• _Requirement_:
Copy every line of the records below that holds the word "content".
--
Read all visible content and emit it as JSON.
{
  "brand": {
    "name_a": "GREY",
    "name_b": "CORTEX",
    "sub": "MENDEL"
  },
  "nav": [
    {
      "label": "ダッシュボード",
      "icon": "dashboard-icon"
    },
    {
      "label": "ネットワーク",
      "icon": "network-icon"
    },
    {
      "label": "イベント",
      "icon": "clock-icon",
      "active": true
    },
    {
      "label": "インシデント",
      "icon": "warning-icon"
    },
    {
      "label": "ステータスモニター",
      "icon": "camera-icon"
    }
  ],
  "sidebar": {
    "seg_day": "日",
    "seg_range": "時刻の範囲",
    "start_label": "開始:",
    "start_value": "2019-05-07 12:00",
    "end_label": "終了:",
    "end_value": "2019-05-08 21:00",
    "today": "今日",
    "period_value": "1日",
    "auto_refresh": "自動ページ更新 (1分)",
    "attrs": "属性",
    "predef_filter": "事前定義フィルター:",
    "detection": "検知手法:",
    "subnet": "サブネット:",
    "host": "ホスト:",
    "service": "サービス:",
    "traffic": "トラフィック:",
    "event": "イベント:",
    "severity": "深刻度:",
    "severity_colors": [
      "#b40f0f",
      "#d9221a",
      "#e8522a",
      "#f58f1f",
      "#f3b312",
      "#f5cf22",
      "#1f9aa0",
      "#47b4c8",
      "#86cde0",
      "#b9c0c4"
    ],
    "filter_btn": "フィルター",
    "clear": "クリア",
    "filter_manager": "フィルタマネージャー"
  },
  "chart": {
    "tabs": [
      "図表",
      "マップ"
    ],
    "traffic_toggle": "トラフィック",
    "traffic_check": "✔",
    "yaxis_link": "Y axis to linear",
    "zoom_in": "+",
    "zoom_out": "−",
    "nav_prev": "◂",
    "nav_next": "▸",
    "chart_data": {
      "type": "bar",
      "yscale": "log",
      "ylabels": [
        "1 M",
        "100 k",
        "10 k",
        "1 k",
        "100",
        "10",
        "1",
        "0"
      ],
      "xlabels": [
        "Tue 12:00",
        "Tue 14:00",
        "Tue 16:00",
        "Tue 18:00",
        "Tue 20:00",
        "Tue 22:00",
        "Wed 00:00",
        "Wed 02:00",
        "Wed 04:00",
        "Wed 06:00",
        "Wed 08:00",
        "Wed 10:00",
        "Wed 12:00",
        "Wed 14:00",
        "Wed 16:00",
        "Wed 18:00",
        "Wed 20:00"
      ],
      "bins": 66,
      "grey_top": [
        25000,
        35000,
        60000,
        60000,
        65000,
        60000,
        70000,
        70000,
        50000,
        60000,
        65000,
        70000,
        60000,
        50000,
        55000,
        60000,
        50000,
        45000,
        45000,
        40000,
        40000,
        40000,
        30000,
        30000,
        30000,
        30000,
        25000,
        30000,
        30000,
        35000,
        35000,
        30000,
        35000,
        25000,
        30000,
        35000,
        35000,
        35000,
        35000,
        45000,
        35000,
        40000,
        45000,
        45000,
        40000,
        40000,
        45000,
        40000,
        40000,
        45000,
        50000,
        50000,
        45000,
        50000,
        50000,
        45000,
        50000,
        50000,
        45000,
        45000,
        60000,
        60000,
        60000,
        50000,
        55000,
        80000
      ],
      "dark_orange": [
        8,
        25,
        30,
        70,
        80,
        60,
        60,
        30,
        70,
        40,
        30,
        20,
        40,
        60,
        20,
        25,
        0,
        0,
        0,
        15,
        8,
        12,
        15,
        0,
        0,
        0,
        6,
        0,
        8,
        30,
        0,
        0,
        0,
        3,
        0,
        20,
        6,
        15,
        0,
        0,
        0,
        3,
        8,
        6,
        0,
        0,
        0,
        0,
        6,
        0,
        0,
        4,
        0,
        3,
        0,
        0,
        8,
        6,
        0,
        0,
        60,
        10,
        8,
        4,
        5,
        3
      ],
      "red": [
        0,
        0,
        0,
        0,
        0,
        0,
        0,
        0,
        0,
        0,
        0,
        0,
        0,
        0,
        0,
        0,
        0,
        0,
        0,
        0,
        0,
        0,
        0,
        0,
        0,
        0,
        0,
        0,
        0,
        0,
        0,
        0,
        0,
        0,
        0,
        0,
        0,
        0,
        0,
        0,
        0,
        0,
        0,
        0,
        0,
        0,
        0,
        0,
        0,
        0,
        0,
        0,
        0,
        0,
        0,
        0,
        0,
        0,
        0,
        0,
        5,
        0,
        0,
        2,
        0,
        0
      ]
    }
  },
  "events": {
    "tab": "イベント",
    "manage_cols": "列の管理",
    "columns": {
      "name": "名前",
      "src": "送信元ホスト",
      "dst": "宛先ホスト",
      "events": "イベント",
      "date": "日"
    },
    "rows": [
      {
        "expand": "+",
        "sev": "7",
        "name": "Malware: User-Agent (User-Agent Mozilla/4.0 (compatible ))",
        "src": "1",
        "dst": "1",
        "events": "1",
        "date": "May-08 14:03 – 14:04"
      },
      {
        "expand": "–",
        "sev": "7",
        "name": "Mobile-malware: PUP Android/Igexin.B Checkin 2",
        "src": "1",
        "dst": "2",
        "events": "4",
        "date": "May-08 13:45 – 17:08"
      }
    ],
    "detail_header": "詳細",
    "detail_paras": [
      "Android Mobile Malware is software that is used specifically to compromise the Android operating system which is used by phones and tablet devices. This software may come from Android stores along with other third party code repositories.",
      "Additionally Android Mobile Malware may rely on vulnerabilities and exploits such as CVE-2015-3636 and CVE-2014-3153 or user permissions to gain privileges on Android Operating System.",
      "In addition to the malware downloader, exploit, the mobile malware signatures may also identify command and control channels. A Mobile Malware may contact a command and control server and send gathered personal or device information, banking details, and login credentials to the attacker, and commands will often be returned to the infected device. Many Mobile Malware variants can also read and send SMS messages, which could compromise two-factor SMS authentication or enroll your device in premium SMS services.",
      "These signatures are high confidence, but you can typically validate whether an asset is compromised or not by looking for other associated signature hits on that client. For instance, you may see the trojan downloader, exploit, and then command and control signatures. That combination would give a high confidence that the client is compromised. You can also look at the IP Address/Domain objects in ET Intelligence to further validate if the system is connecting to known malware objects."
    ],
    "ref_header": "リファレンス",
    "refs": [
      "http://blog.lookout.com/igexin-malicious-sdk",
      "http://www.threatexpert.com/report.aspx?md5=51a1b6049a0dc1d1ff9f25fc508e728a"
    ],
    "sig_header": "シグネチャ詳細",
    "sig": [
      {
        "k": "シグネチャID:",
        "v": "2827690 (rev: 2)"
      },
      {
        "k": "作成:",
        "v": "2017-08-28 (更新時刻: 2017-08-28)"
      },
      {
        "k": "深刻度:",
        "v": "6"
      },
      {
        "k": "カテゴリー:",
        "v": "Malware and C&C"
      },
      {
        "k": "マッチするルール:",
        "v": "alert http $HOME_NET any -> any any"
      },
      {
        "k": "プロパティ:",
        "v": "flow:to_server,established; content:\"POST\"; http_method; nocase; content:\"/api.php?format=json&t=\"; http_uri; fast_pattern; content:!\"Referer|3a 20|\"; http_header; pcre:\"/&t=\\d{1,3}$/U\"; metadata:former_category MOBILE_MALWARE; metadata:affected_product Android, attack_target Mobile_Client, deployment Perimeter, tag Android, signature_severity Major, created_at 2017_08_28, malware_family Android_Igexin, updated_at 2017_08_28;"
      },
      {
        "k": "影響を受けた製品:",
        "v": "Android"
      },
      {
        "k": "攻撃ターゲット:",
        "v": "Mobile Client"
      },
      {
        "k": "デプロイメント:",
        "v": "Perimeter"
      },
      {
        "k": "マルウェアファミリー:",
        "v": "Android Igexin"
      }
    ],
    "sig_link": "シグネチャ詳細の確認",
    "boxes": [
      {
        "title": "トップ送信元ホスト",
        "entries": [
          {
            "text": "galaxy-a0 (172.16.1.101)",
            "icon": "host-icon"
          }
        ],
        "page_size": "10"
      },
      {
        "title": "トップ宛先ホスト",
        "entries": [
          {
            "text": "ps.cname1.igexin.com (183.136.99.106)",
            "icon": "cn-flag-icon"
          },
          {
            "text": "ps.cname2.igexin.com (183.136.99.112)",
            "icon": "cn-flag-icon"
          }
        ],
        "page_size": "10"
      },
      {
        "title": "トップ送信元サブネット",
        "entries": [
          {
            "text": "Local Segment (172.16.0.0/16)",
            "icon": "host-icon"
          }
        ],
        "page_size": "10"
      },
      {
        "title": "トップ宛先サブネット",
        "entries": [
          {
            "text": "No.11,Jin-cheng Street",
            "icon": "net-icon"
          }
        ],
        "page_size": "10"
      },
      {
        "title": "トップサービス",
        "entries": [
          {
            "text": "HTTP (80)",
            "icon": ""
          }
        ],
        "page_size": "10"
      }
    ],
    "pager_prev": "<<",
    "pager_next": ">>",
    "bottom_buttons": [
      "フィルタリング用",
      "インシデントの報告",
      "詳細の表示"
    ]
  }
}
--
• _Problem solution_:
Read all visible content and emit it as JSON.
        "v": "flow:to_server,established; content:\"POST\"; http_method; nocase; content:\"/api.php?format=json&t=\"; http_uri; fast_pattern; content:!\"Referer|3a 20|\"; http_header; pcre:\"/&t=\\d{1,3}$/U\"; metadata:former_category MOBILE_MALWARE; metadata:affected_product Android, attack_target Mobile_Client, deployment Perimeter, tag Android, signature_severity Major, created_at 2017_08_28, malware_family Android_Igexin, updated_at 2017_08_28;"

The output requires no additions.